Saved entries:
# # # # #

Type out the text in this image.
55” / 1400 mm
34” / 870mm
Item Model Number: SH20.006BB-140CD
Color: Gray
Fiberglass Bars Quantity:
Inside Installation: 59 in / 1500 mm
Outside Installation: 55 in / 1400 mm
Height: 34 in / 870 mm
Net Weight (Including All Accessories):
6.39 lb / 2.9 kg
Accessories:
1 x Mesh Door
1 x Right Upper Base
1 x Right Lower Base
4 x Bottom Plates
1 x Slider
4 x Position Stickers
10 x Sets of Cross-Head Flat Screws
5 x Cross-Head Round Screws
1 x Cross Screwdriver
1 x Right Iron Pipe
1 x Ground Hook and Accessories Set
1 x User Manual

# # # # #

* _Work required_
Nothing should be left out: return all of the records exactly.

* _Result for this exercise_
Type out the text in this image.
55” / 1400 mm
34” / 870mm
Item Model Number: SH20.006BB-140CD
Color: Gray
Fiberglass Bars Quantity:
Inside Installation: 59 in / 1500 mm
Outside Installation: 55 in / 1400 mm
Height: 34 in / 870 mm
Net Weight (Including All Accessories):
6.39 lb / 2.9 kg
Accessories:
1 x Mesh Door
1 x Right Upper Base
1 x Right Lower Base
4 x Bottom Plates
1 x Slider
4 x Position Stickers
10 x Sets of Cross-Head Flat Screws
5 x Cross-Head Round Screws
1 x Cross Screwdriver
1 x Right Iron Pipe
1 x Ground Hook and Accessories Set
1 x User Manual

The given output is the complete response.